### EXERCISE TASK:
Copy the material below line for line, changing nothing.

Annotated element entries:

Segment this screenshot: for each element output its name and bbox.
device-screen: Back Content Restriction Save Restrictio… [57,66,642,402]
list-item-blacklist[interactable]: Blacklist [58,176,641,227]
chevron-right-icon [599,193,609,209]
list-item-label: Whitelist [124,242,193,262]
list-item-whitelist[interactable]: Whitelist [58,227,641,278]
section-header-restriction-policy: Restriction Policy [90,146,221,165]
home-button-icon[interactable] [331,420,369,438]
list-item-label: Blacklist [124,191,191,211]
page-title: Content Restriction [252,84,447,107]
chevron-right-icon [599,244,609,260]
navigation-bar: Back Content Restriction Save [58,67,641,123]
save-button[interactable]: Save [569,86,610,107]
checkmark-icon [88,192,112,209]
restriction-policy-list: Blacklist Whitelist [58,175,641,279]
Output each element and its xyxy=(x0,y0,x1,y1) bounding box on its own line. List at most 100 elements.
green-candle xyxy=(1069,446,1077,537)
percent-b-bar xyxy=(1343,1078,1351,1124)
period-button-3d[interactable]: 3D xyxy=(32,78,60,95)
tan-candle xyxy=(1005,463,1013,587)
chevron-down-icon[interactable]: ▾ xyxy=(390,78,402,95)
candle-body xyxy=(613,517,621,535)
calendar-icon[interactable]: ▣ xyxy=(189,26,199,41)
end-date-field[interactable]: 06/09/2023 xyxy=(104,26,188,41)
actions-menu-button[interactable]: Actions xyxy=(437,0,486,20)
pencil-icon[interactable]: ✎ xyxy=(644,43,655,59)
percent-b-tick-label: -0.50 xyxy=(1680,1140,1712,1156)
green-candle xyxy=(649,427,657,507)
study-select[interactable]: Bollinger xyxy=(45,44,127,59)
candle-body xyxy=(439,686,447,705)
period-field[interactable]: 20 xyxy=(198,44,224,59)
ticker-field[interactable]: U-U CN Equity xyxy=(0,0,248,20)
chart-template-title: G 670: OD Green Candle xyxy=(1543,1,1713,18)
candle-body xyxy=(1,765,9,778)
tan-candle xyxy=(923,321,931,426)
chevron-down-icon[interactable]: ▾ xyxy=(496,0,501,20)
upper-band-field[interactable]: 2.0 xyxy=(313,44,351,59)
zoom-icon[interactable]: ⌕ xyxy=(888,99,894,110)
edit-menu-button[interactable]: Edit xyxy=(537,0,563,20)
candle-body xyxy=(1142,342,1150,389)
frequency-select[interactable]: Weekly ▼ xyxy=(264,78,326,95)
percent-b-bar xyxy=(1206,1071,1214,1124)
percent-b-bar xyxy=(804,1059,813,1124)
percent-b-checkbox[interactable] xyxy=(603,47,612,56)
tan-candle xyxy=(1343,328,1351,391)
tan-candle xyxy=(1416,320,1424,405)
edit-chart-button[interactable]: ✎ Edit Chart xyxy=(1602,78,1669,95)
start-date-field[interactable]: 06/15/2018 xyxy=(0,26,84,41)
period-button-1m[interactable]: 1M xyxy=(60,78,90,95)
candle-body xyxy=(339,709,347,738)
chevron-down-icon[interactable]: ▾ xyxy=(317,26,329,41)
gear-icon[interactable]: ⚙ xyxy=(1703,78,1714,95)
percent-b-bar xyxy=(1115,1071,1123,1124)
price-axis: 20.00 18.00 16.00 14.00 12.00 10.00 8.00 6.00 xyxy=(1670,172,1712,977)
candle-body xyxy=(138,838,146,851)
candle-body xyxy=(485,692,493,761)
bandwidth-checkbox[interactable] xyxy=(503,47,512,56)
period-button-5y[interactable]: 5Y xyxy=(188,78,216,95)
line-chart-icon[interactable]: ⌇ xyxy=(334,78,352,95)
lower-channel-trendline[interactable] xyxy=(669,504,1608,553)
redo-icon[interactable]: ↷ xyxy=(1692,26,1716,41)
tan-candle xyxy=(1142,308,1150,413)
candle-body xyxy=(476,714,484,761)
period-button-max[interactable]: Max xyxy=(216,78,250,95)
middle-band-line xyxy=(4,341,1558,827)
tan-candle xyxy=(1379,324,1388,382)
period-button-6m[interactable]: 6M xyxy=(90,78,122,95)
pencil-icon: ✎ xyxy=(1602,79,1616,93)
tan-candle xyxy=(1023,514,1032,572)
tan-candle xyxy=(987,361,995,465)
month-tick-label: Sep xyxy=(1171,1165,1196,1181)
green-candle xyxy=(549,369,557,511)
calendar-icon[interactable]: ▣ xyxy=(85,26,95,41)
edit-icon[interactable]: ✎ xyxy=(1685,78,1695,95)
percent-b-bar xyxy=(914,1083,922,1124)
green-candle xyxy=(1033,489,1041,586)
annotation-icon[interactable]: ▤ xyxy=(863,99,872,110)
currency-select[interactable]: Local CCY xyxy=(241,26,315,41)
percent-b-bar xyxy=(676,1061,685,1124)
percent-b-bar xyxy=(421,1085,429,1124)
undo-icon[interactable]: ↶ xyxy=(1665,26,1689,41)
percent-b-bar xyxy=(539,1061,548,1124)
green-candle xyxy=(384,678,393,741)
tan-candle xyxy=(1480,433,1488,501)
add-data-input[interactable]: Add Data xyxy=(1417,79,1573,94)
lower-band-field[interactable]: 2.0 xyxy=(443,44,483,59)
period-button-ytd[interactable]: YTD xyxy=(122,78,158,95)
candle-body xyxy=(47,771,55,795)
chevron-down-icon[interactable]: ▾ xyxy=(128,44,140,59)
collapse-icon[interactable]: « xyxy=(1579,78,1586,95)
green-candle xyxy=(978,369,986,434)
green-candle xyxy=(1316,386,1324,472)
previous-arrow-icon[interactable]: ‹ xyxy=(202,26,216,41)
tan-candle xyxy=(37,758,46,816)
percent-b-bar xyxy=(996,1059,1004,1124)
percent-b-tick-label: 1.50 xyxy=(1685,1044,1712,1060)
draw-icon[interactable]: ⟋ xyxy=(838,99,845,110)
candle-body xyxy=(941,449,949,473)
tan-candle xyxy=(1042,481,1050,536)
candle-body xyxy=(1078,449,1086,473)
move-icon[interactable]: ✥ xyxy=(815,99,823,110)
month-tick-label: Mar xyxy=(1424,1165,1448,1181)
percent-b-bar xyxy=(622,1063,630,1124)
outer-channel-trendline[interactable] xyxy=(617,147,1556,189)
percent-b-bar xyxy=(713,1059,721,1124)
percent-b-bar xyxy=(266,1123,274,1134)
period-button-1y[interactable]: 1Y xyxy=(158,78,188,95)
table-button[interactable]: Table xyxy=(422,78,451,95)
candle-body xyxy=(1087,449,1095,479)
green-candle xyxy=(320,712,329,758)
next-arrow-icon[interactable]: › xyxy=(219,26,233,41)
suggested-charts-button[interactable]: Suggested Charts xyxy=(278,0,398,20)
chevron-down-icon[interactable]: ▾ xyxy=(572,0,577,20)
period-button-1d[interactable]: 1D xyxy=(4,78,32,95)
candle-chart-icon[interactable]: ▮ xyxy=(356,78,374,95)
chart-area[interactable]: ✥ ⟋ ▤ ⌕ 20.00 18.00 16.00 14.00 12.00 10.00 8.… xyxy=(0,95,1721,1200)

### WRITTEN ANSWER:
Segment this screenshot: for each element output its name and bbox.
device-screen: Back Content Restriction Save Restrictio… [57,66,642,402]
list-item-blacklist[interactable]: Blacklist [58,176,641,227]
chevron-right-icon [599,193,609,209]
list-item-label: Whitelist [124,242,193,262]
list-item-whitelist[interactable]: Whitelist [58,227,641,278]
section-header-restriction-policy: Restriction Policy [90,146,221,165]
home-button-icon[interactable] [331,420,369,438]
list-item-label: Blacklist [124,191,191,211]
page-title: Content Restriction [252,84,447,107]
chevron-right-icon [599,244,609,260]
navigation-bar: Back Content Restriction Save [58,67,641,123]
save-button[interactable]: Save [569,86,610,107]
checkmark-icon [88,192,112,209]
restriction-policy-list: Blacklist Whitelist [58,175,641,279]
Output each element and its xyxy=(x0,y0,x1,y1) bounding box on its own line. List at most 100 elements.
green-candle xyxy=(1069,446,1077,537)
percent-b-bar xyxy=(1343,1078,1351,1124)
period-button-3d[interactable]: 3D xyxy=(32,78,60,95)
tan-candle xyxy=(1005,463,1013,587)
chevron-down-icon[interactable]: ▾ xyxy=(390,78,402,95)
candle-body xyxy=(613,517,621,535)
calendar-icon[interactable]: ▣ xyxy=(189,26,199,41)
end-date-field[interactable]: 06/09/2023 xyxy=(104,26,188,41)
actions-menu-button[interactable]: Actions xyxy=(437,0,486,20)
pencil-icon[interactable]: ✎ xyxy=(644,43,655,59)
percent-b-tick-label: -0.50 xyxy=(1680,1140,1712,1156)
green-candle xyxy=(649,427,657,507)
study-select[interactable]: Bollinger xyxy=(45,44,127,59)
candle-body xyxy=(439,686,447,705)
period-field[interactable]: 20 xyxy=(198,44,224,59)
ticker-field[interactable]: U-U CN Equity xyxy=(0,0,248,20)
chart-template-title: G 670: OD Green Candle xyxy=(1543,1,1713,18)
candle-body xyxy=(1,765,9,778)
tan-candle xyxy=(923,321,931,426)
chevron-down-icon[interactable]: ▾ xyxy=(496,0,501,20)
upper-band-field[interactable]: 2.0 xyxy=(313,44,351,59)
zoom-icon[interactable]: ⌕ xyxy=(888,99,894,110)
edit-menu-button[interactable]: Edit xyxy=(537,0,563,20)
candle-body xyxy=(1142,342,1150,389)
frequency-select[interactable]: Weekly ▼ xyxy=(264,78,326,95)
percent-b-bar xyxy=(1206,1071,1214,1124)
percent-b-bar xyxy=(804,1059,813,1124)
percent-b-checkbox[interactable] xyxy=(603,47,612,56)
tan-candle xyxy=(1343,328,1351,391)
tan-candle xyxy=(1416,320,1424,405)
edit-chart-button[interactable]: ✎ Edit Chart xyxy=(1602,78,1669,95)
start-date-field[interactable]: 06/15/2018 xyxy=(0,26,84,41)
period-button-1m[interactable]: 1M xyxy=(60,78,90,95)
candle-body xyxy=(339,709,347,738)
chevron-down-icon[interactable]: ▾ xyxy=(317,26,329,41)
gear-icon[interactable]: ⚙ xyxy=(1703,78,1714,95)
percent-b-bar xyxy=(1115,1071,1123,1124)
price-axis: 20.00 18.00 16.00 14.00 12.00 10.00 8.00 6.00 xyxy=(1670,172,1712,977)
candle-body xyxy=(138,838,146,851)
candle-body xyxy=(485,692,493,761)
bandwidth-checkbox[interactable] xyxy=(503,47,512,56)
period-button-5y[interactable]: 5Y xyxy=(188,78,216,95)
line-chart-icon[interactable]: ⌇ xyxy=(334,78,352,95)
lower-channel-trendline[interactable] xyxy=(669,504,1608,553)
redo-icon[interactable]: ↷ xyxy=(1692,26,1716,41)
tan-candle xyxy=(1142,308,1150,413)
candle-body xyxy=(476,714,484,761)
period-button-max[interactable]: Max xyxy=(216,78,250,95)
middle-band-line xyxy=(4,341,1558,827)
tan-candle xyxy=(1379,324,1388,382)
period-button-6m[interactable]: 6M xyxy=(90,78,122,95)
pencil-icon: ✎ xyxy=(1602,79,1616,93)
tan-candle xyxy=(1023,514,1032,572)
tan-candle xyxy=(987,361,995,465)
month-tick-label: Sep xyxy=(1171,1165,1196,1181)
green-candle xyxy=(549,369,557,511)
calendar-icon[interactable]: ▣ xyxy=(85,26,95,41)
edit-icon[interactable]: ✎ xyxy=(1685,78,1695,95)
percent-b-bar xyxy=(914,1083,922,1124)
green-candle xyxy=(1033,489,1041,586)
annotation-icon[interactable]: ▤ xyxy=(863,99,872,110)
currency-select[interactable]: Local CCY xyxy=(241,26,315,41)
percent-b-bar xyxy=(676,1061,685,1124)
percent-b-bar xyxy=(421,1085,429,1124)
undo-icon[interactable]: ↶ xyxy=(1665,26,1689,41)
percent-b-bar xyxy=(539,1061,548,1124)
green-candle xyxy=(384,678,393,741)
tan-candle xyxy=(1480,433,1488,501)
add-data-input[interactable]: Add Data xyxy=(1417,79,1573,94)
lower-band-field[interactable]: 2.0 xyxy=(443,44,483,59)
period-button-ytd[interactable]: YTD xyxy=(122,78,158,95)
candle-body xyxy=(47,771,55,795)
chevron-down-icon[interactable]: ▾ xyxy=(128,44,140,59)
collapse-icon[interactable]: « xyxy=(1579,78,1586,95)
green-candle xyxy=(978,369,986,434)
green-candle xyxy=(1316,386,1324,472)
previous-arrow-icon[interactable]: ‹ xyxy=(202,26,216,41)
tan-candle xyxy=(37,758,46,816)
percent-b-bar xyxy=(996,1059,1004,1124)
percent-b-tick-label: 1.50 xyxy=(1685,1044,1712,1060)
draw-icon[interactable]: ⟋ xyxy=(838,99,845,110)
candle-body xyxy=(941,449,949,473)
tan-candle xyxy=(1042,481,1050,536)
candle-body xyxy=(1078,449,1086,473)
move-icon[interactable]: ✥ xyxy=(815,99,823,110)
month-tick-label: Mar xyxy=(1424,1165,1448,1181)
percent-b-bar xyxy=(622,1063,630,1124)
outer-channel-trendline[interactable] xyxy=(617,147,1556,189)
percent-b-bar xyxy=(713,1059,721,1124)
percent-b-bar xyxy=(266,1123,274,1134)
period-button-1y[interactable]: 1Y xyxy=(158,78,188,95)
table-button[interactable]: Table xyxy=(422,78,451,95)
candle-body xyxy=(1087,449,1095,479)
green-candle xyxy=(320,712,329,758)
next-arrow-icon[interactable]: › xyxy=(219,26,233,41)
suggested-charts-button[interactable]: Suggested Charts xyxy=(278,0,398,20)
chevron-down-icon[interactable]: ▾ xyxy=(572,0,577,20)
period-button-1d[interactable]: 1D xyxy=(4,78,32,95)
candle-chart-icon[interactable]: ▮ xyxy=(356,78,374,95)
chart-area[interactable]: ✥ ⟋ ▤ ⌕ 20.00 18.00 16.00 14.00 12.00 10.00 8.… xyxy=(0,95,1721,1200)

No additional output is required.